[start]

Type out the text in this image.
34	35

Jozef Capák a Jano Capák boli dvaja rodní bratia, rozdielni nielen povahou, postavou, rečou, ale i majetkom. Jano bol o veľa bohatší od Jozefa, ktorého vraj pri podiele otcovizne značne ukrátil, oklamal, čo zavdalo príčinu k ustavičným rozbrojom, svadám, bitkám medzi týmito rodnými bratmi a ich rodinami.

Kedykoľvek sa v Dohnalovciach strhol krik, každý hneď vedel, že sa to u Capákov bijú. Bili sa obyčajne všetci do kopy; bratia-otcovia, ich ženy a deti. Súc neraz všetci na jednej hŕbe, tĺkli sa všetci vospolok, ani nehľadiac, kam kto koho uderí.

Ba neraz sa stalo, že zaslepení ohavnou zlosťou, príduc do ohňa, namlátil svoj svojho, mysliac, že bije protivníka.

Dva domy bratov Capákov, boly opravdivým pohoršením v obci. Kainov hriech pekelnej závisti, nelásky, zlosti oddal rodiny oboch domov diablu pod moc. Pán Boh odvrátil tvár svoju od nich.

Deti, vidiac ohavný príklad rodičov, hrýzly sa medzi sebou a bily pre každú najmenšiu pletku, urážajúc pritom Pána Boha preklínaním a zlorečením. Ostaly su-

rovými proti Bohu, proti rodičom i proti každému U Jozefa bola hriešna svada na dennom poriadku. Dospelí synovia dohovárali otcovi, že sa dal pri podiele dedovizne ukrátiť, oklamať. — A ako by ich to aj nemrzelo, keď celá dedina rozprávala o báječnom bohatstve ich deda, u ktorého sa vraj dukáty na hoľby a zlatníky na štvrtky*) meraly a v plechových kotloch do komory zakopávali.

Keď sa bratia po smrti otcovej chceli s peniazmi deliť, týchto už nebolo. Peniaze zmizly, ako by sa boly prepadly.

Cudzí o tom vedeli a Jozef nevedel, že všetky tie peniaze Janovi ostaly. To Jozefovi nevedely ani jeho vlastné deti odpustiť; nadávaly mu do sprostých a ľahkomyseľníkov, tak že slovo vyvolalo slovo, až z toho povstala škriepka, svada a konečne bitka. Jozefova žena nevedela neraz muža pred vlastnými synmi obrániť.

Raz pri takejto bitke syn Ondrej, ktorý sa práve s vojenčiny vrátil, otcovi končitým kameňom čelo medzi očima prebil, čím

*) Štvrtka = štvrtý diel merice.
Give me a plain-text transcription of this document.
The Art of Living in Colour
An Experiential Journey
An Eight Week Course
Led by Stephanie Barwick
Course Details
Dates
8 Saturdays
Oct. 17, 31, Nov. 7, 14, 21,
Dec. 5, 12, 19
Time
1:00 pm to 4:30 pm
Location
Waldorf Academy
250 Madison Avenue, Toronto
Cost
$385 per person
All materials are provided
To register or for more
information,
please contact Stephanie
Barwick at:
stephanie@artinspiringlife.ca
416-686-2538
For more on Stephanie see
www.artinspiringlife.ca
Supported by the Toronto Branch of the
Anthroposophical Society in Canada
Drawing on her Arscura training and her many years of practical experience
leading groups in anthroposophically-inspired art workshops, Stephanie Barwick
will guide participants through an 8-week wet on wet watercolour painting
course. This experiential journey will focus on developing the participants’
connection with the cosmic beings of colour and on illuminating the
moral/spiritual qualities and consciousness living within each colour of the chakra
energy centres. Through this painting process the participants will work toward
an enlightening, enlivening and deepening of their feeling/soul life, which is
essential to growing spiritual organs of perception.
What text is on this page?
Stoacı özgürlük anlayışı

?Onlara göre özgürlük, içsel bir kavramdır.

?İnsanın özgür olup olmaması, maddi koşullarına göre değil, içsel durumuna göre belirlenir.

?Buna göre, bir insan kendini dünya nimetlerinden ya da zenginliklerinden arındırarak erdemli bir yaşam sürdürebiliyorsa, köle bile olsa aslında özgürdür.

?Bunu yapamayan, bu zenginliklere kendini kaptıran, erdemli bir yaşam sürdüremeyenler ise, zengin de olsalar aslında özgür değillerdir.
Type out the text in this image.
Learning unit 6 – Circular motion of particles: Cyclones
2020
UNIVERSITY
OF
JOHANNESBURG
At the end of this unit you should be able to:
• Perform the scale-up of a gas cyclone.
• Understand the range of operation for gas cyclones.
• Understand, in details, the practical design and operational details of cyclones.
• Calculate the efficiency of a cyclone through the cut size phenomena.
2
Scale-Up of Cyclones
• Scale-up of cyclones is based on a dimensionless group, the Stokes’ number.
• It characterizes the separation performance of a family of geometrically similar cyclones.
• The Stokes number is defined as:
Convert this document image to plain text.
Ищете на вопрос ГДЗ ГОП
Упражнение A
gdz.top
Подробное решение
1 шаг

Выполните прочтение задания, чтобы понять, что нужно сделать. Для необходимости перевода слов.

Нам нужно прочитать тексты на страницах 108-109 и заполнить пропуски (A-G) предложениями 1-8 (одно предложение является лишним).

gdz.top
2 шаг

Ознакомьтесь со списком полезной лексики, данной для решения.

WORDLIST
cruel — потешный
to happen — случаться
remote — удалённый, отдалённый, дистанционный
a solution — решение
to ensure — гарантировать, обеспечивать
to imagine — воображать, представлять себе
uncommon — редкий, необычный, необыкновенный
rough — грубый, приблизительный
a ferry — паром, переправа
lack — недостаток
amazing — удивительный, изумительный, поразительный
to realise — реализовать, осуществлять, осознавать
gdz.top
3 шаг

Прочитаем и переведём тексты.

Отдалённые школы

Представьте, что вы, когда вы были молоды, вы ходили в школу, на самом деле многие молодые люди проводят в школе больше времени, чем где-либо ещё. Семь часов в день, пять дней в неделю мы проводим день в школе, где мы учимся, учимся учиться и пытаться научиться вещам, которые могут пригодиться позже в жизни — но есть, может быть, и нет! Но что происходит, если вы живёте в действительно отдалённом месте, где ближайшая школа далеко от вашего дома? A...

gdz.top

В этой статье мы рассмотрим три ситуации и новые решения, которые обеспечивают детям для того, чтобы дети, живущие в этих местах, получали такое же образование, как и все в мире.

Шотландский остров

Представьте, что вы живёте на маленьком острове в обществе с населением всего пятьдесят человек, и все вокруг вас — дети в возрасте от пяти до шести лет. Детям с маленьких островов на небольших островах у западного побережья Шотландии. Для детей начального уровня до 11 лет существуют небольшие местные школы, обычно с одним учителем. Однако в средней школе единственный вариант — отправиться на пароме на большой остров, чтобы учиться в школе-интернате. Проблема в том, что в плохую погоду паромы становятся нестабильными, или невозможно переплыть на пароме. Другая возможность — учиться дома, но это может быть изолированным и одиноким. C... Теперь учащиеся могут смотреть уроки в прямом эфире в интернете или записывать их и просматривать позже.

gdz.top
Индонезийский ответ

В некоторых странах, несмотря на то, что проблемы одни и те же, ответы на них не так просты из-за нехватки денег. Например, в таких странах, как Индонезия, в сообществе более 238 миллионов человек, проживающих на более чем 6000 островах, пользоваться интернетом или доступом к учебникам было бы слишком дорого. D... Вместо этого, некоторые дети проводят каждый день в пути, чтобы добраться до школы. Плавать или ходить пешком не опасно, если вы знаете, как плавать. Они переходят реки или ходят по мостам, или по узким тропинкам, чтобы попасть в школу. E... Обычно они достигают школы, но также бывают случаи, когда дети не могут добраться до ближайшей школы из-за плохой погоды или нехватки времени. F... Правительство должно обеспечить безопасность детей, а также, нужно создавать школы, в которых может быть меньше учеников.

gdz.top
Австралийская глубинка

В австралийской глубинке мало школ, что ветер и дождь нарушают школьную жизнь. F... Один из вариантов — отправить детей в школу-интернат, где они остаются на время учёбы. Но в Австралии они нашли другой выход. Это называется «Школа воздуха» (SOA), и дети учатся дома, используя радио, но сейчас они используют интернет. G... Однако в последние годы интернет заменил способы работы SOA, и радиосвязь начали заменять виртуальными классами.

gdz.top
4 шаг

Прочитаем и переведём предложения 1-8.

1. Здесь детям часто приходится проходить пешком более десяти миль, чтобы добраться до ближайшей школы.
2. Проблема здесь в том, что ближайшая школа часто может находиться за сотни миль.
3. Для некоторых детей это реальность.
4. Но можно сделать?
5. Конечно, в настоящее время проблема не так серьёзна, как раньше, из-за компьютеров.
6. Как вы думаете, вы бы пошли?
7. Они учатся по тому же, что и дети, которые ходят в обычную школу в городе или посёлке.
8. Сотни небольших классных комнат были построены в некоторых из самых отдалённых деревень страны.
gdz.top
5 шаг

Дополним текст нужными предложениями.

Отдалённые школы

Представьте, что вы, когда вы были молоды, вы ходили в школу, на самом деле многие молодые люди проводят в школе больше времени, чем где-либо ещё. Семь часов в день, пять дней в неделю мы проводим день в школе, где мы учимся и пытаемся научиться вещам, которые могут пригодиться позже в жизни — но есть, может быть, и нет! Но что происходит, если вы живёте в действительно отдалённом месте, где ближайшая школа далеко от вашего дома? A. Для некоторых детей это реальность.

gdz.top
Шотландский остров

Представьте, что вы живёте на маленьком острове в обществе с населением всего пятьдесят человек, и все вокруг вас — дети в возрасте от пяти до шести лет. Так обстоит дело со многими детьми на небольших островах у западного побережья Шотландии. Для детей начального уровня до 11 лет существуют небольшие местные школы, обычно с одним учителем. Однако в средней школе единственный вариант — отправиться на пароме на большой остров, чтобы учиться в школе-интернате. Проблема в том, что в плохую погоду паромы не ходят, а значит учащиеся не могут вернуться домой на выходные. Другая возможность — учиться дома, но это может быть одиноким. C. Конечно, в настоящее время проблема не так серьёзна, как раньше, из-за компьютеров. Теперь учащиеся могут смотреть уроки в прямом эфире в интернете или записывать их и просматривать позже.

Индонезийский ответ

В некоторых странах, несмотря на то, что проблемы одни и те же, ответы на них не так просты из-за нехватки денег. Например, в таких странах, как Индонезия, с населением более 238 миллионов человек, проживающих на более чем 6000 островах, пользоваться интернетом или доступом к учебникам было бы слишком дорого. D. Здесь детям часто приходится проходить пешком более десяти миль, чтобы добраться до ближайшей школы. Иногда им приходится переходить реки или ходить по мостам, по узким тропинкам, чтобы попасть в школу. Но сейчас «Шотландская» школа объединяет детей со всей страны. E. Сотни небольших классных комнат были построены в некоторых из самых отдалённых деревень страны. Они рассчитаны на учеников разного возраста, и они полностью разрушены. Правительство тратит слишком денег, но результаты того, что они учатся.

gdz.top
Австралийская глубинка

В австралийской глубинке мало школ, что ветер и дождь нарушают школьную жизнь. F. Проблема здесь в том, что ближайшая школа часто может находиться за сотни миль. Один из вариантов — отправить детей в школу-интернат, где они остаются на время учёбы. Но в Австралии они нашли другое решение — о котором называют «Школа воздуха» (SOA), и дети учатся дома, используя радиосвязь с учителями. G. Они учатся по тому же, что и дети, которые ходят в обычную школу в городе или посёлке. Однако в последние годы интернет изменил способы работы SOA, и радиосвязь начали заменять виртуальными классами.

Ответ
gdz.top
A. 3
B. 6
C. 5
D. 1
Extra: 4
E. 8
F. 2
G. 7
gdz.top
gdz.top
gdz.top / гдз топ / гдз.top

[end]

Given problem — From the data above, gather every line that includes the word "will".

Problem solution —
will guide participants through an 8-week wet on wet watercolour painting
course. This experiential journey will focus on developing the participants’
energy centres. Through this painting process the participants will work toward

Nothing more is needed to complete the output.